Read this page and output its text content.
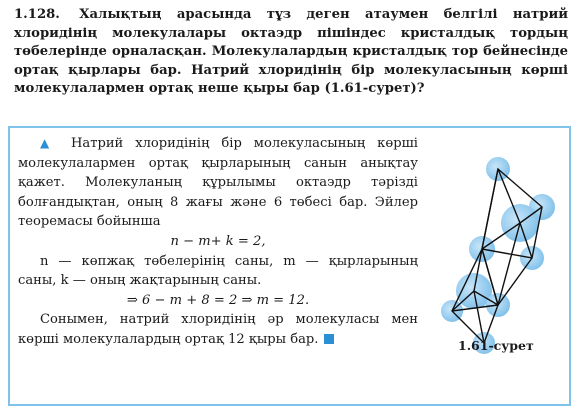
1.128. Халықтың арасында тұз деген атаумен белгілі натрий хлоридінің молекулалары октаэдр пішіндес кристалдық тордың төбелерінде орналасқан. Молекулалардың кристалдық тор бейнесінде ортақ қырлары бар. Натрий хлоридінің бір молекуласының көрші молекулалармен ортақ неше қыры бар (1.61-сурет)?

▲ Натрий хлоридінің бір молекуласының көрші молекулалармен ортақ қырларының санын анықтау қажет. Молекуланың құрылымы октаэдр тәрізді болғандықтан, оның 8 жағы және 6 төбесі бар. Эйлер теоремасы бойынша

n − m+ k = 2,

n — көпжақ төбелерінің саны, m — қырларының саны, k — оның жақтарының саны.

⇒ 6 − m + 8 = 2 ⇒ m = 12.

Сонымен, натрий хлоридінің әр молекуласы мен көрші молекулалардың ортақ 12 қыры бар.	1.61-сурет
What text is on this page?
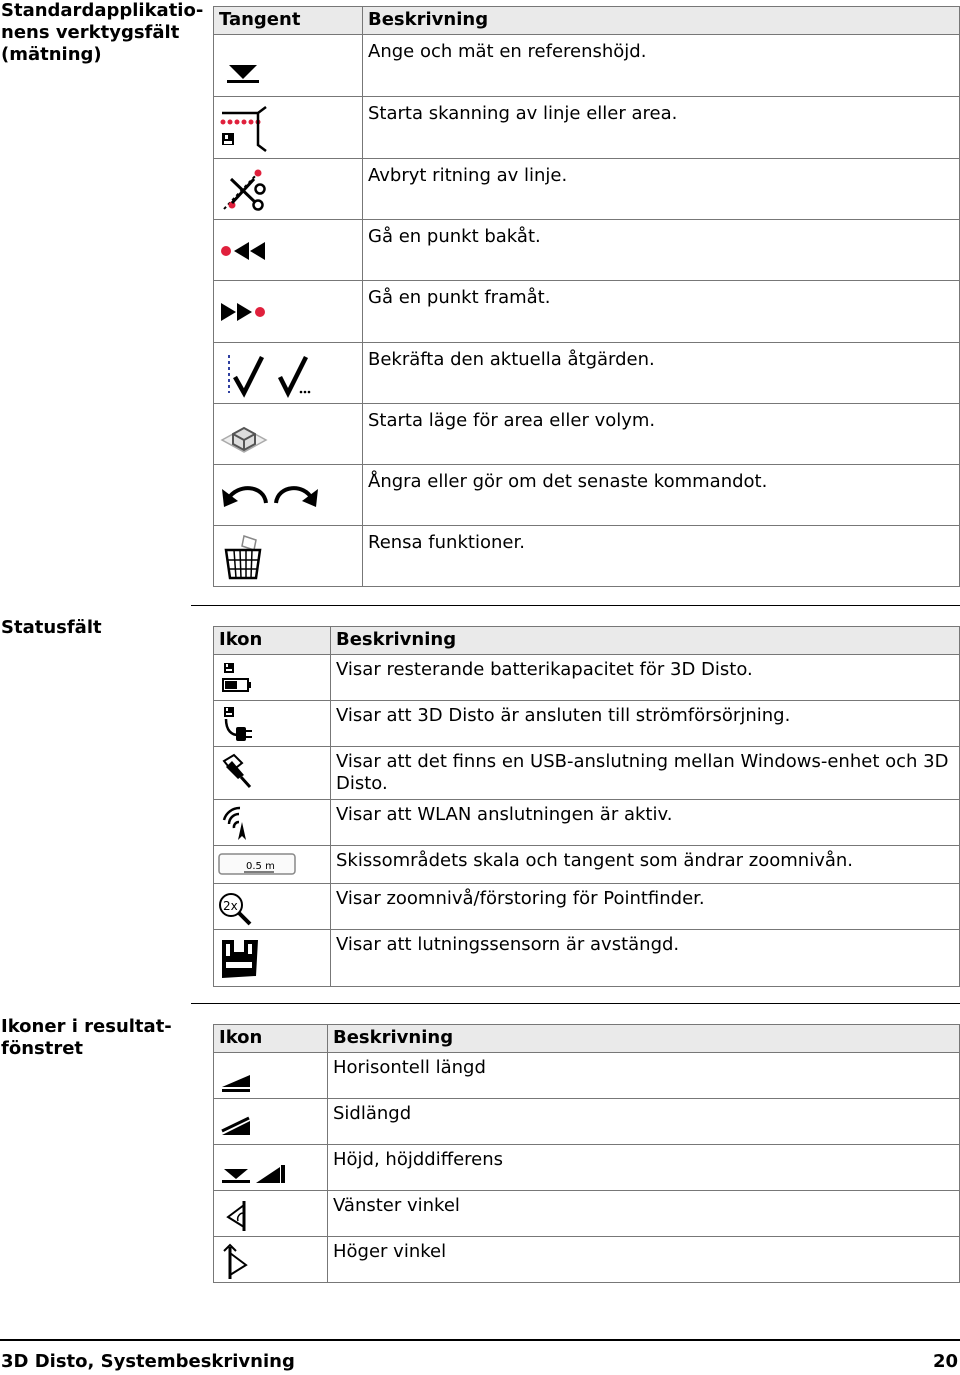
Standardapplikatio-
nens verktygsfält
(mätning)
Tangent	Beskrivning

	Ange och mät en referenshöjd.

	Starta skanning av linje eller area.

	Avbryt ritning av linje.

	Gå en punkt bakåt.

	Gå en punkt framåt.

	Bekräfta den aktuella åtgärden.

	Starta läge för area eller volym.

	Ångra eller gör om det senaste kommandot.

	Rensa funktioner.
Statusfält
Ikon	Beskrivning

	Visar resterande batterikapacitet för 3D Disto.

	Visar att 3D Disto är ansluten till strömförsörjning.

	Visar att det finns en USB-anslutning mellan Windows-enhet och 3D Disto.

	Visar att WLAN anslutningen är aktiv.

0.5 m	Skissområdets skala och tangent som ändrar zoomnivån.

2x	Visar zoomnivå/förstoring för Pointfinder.

	Visar att lutningssensorn är avstängd.
Ikoner i resultat-
fönstret
Ikon	Beskrivning

	Horisontell längd

	Sidlängd

	Höjd, höjddifferens

	Vänster vinkel

	Höger vinkel
3D Disto, Systembeskrivning	20
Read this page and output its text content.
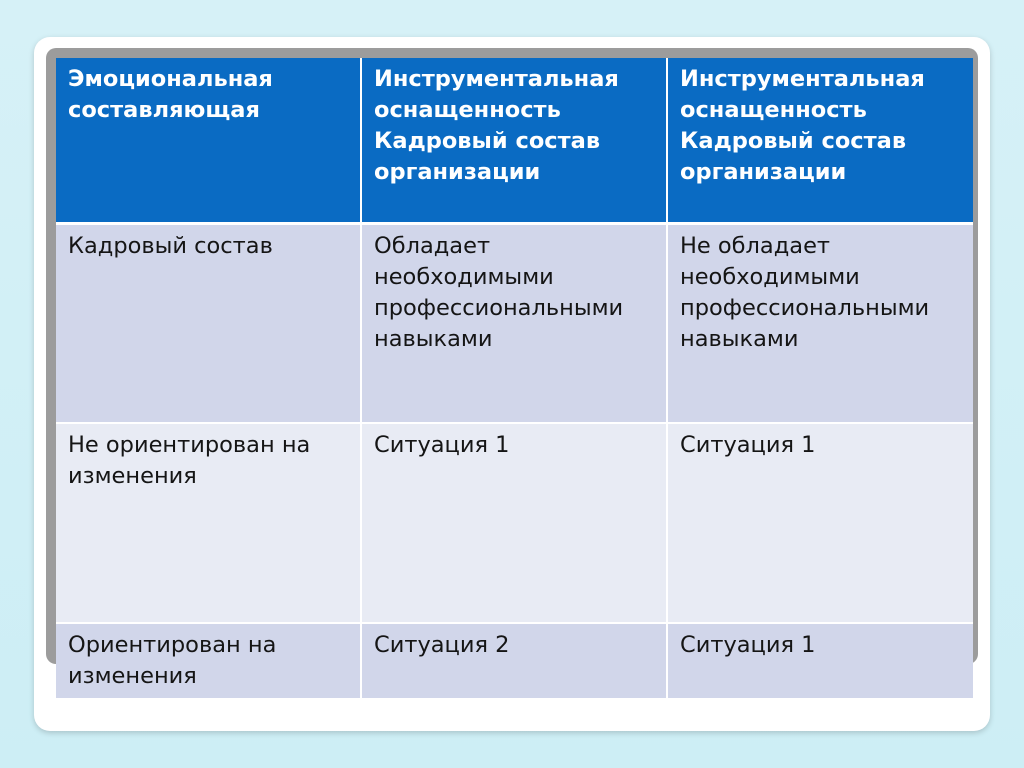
Эмоциональная составляющая	Инструментальная оснащенность Кадровый состав организации	Инструментальная оснащенность Кадровый состав организации
Кадровый состав	Обладает необходимыми профессиональными навыками	Не обладает необходимыми профессиональными навыками
Не ориентирован на изменения	Ситуация 1	Ситуация 1
Ориентирован на изменения	Ситуация 2	Ситуация 1
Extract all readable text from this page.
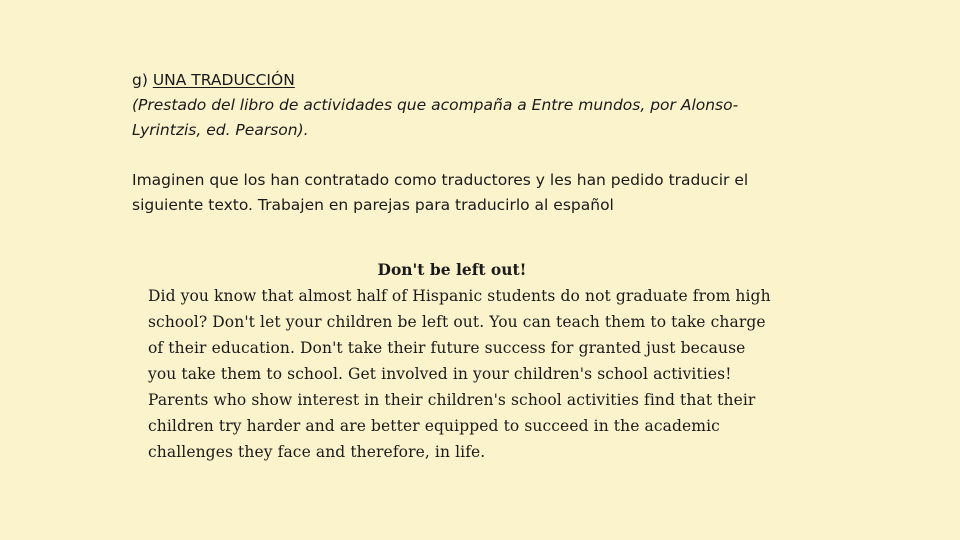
g) UNA TRADUCCIÓN

(Prestado del libro de actividades que acompaña a Entre mundos, por Alonso-Lyrintzis, ed. Pearson).

Imaginen que los han contratado como traductores y les han pedido traducir el siguiente texto. Trabajen en parejas para traducirlo al español

Don't be left out!

Did you know that almost half of Hispanic students do not graduate from high school? Don't let your children be left out. You can teach them to take charge of their education. Don't take their future success for granted just because you take them to school. Get involved in your children's school activities! Parents who show interest in their children's school activities find that their children try harder and are better equipped to succeed in the academic challenges they face and therefore, in life.
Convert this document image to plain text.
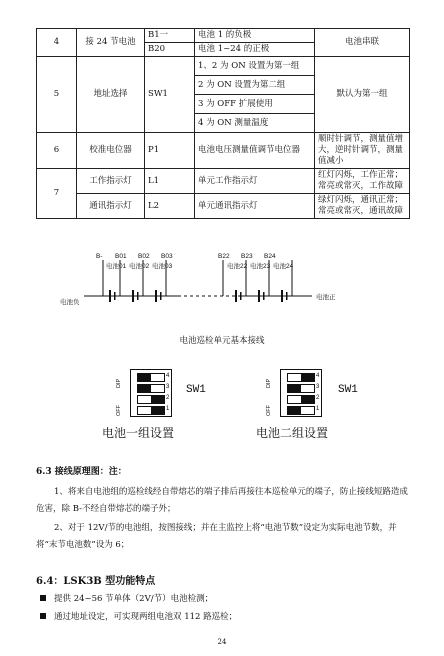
4	接 24 节电池	B1一	电池 1 的负极	电池串联
		B20	电池 1~24 的正极	
5	地址选择	SW1	1、2 为 ON 设置为第一组	默认为第一组
			2 为 ON 设置为第二组	
			3 为 OFF 扩展使用	
			4 为 ON 测量温度	
6	校准电位器	P1	电池电压测量值调节电位器	顺时针调节，测量值增大，逆时针调节，测量值减小
7	工作指示灯	L1	单元工作指示灯	红灯闪烁，工作正常；常亮或常灭，工作故障
	通讯指示灯	L2	单元通讯指示灯	绿灯闪烁，通讯正常；常亮或常灭，通讯故障
B- B01 B02 B03	B22 B23 B24
电池01 电池02 电池03	电池22 电池23 电池24
电池负
电池正
电池巡检单元基本接线
DIP
OFF
4
3
2
1
SW1
电池一组设置
DIP
OFF
4
3
2
1
SW1
电池二组设置
6.3 接线原理图：注：
1、将来自电池组的巡检线经自带熔芯的端子排后再接往本巡检单元的端子，防止接线短路造成危害，除 B-不经自带熔芯的端子外；
2、对于 12V/节的电池组，按图接线；并在主监控上将“电池节数”设定为实际电池节数，并将“末节电池数”设为 6；
6.4：LSK3B 型功能特点
提供 24~56 节单体（2V/节）电池检测；
通过地址设定，可实现两组电池双 112 路巡检；
24
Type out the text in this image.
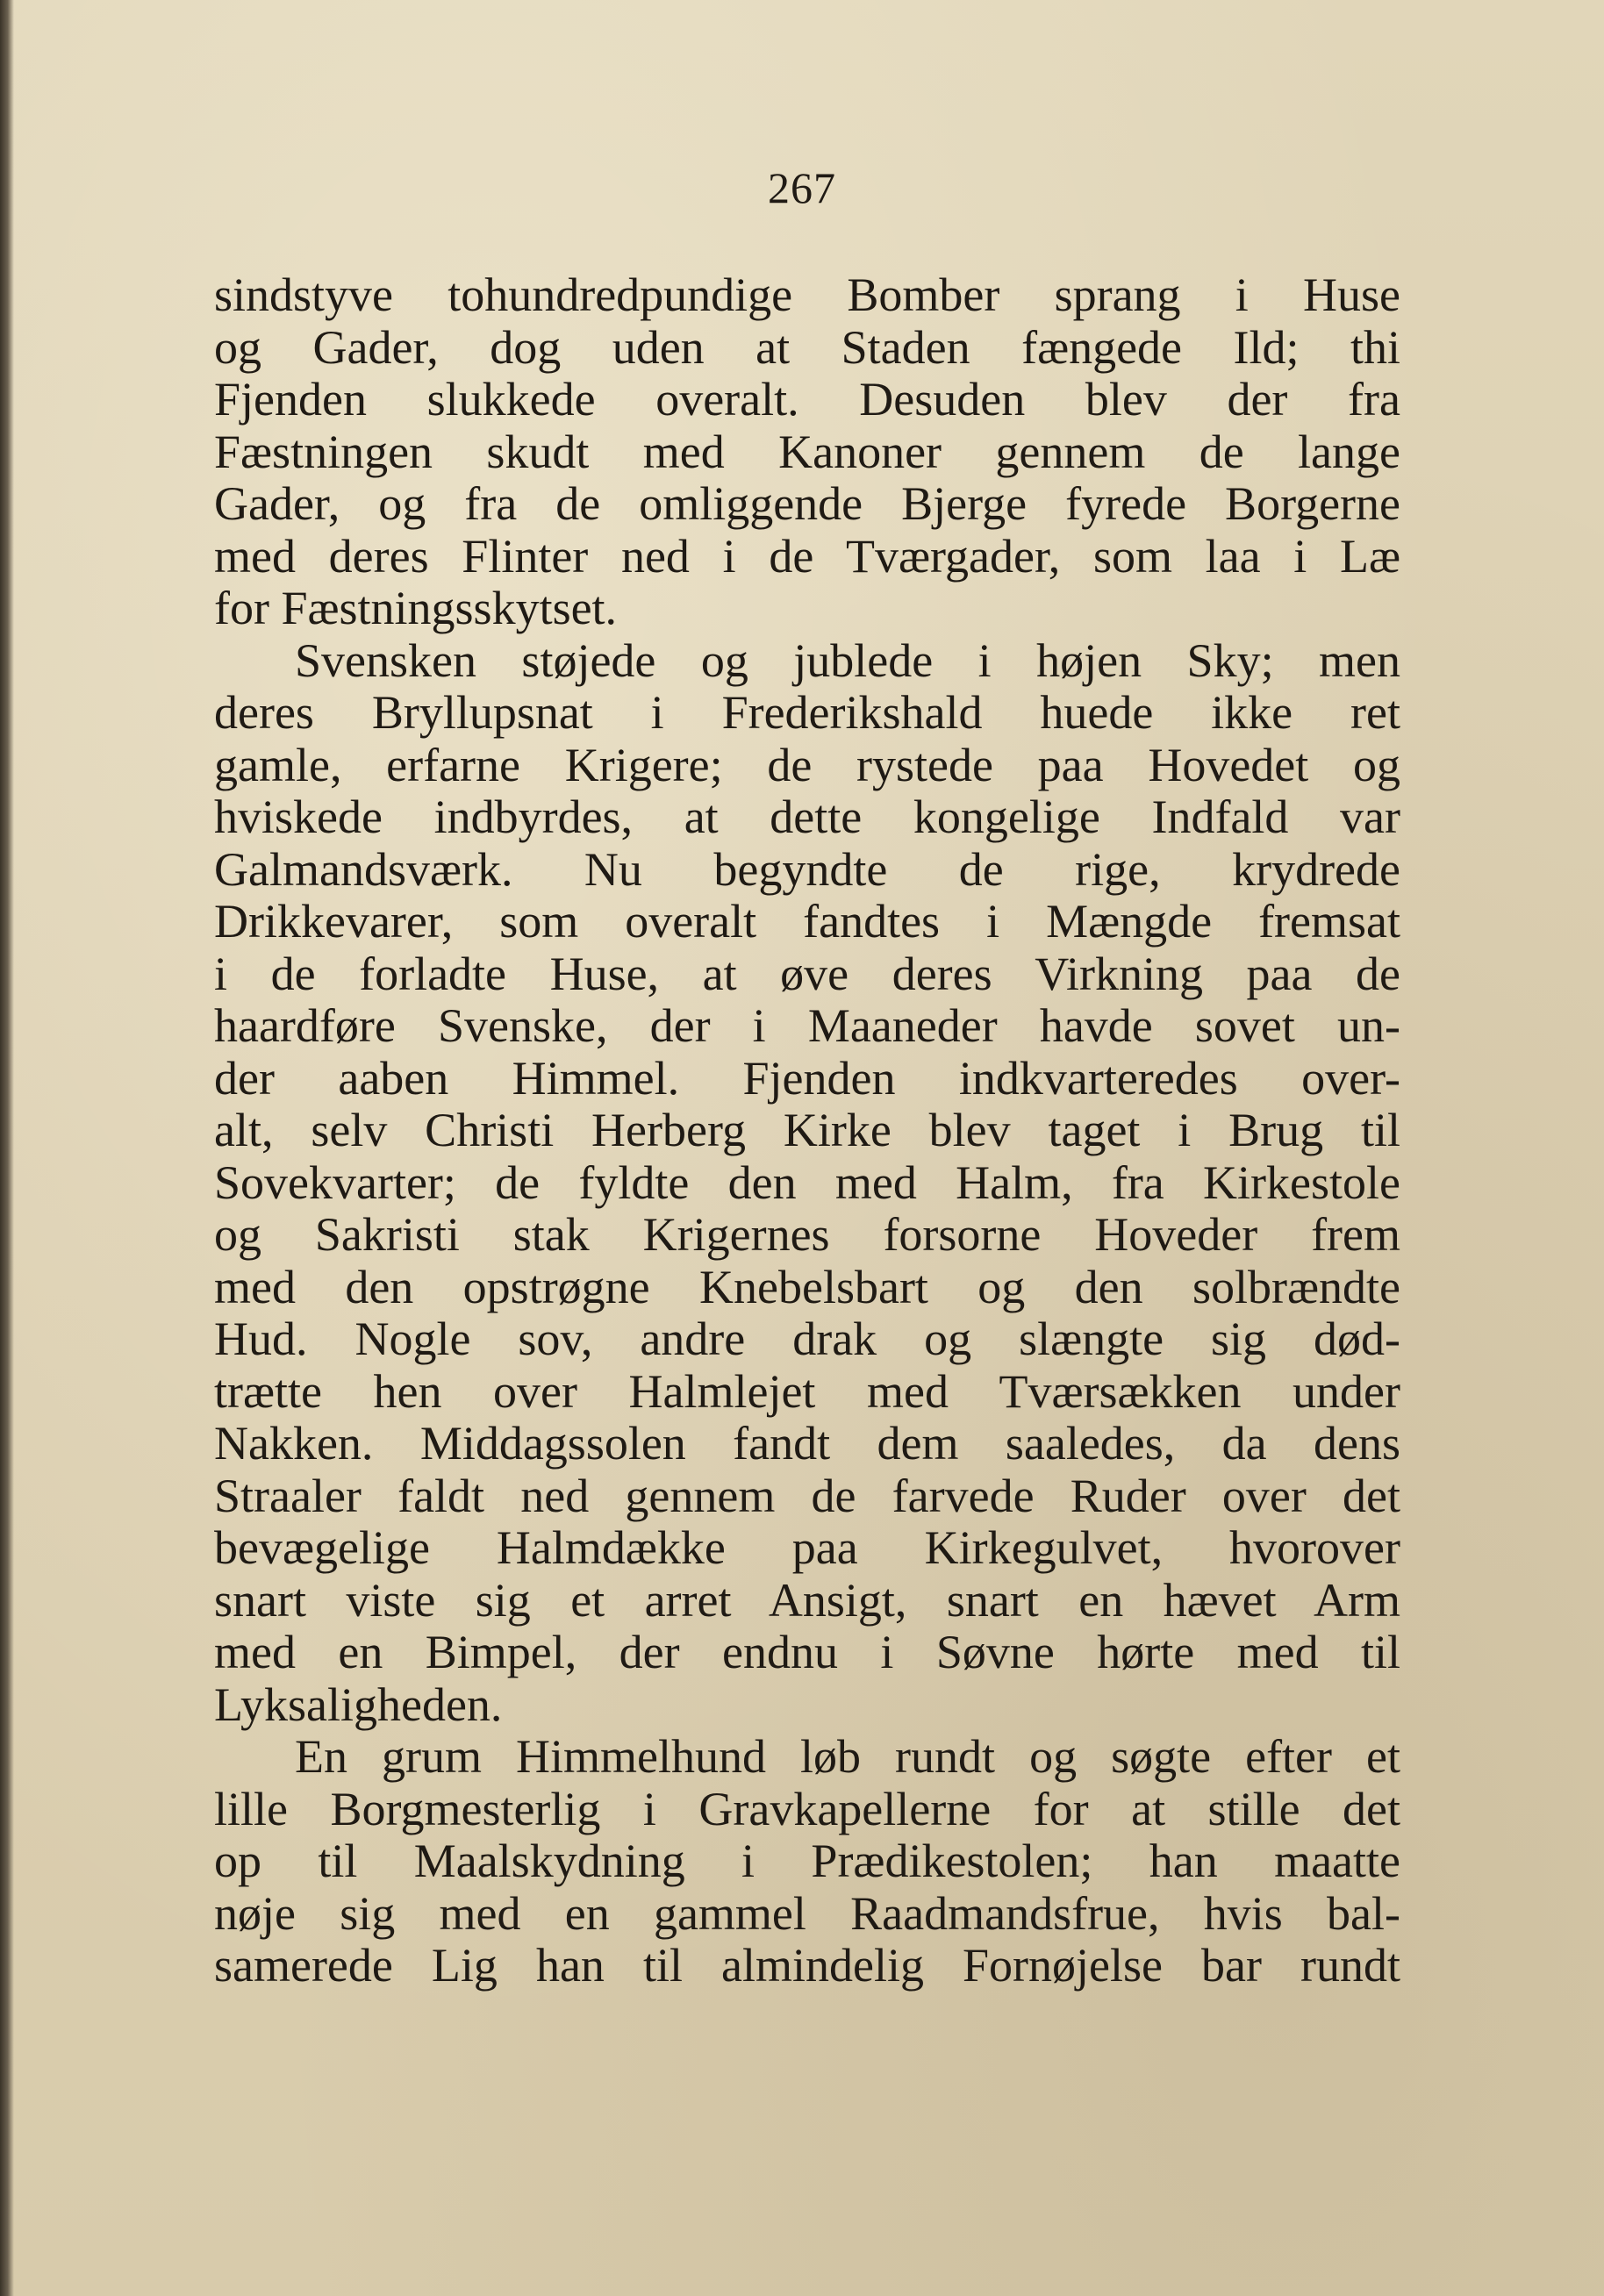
267
sindstyve tohundredpundige Bomber sprang i Huse
og Gader, dog uden at Staden fængede Ild; thi
Fjenden slukkede overalt. Desuden blev der fra
Fæstningen skudt med Kanoner gennem de lange
Gader, og fra de omliggende Bjerge fyrede Borgerne
med deres Flinter ned i de Tværgader, som laa i Læ
for Fæstningsskytset.
Svensken støjede og jublede i højen Sky; men
deres Bryllupsnat i Frederikshald huede ikke ret
gamle, erfarne Krigere; de rystede paa Hovedet og
hviskede indbyrdes, at dette kongelige Indfald var
Galmandsværk. Nu begyndte de rige, krydrede
Drikkevarer, som overalt fandtes i Mængde fremsat
i de forladte Huse, at øve deres Virkning paa de
haardføre Svenske, der i Maaneder havde sovet un-
der aaben Himmel. Fjenden indkvarteredes over-
alt, selv Christi Herberg Kirke blev taget i Brug til
Sovekvarter; de fyldte den med Halm, fra Kirkestole
og Sakristi stak Krigernes forsorne Hoveder frem
med den opstrøgne Knebelsbart og den solbrændte
Hud. Nogle sov, andre drak og slængte sig død-
trætte hen over Halmlejet med Tværsækken under
Nakken. Middagssolen fandt dem saaledes, da dens
Straaler faldt ned gennem de farvede Ruder over det
bevægelige Halmdække paa Kirkegulvet, hvorover
snart viste sig et arret Ansigt, snart en hævet Arm
med en Bimpel, der endnu i Søvne hørte med til
Lyksaligheden.
En grum Himmelhund løb rundt og søgte efter et
lille Borgmesterlig i Gravkapellerne for at stille det
op til Maalskydning i Prædikestolen; han maatte
nøje sig med en gammel Raadmandsfrue, hvis bal-
samerede Lig han til almindelig Fornøjelse bar rundt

==============================

WHAT YOU NEED TO DO: Find the word "overalt" in the data and show each line that holds it.

TASK ANSWER:
Fjenden slukkede overalt. Desuden blev der fra
Drikkevarer, som overalt fandtes i Mængde fremsat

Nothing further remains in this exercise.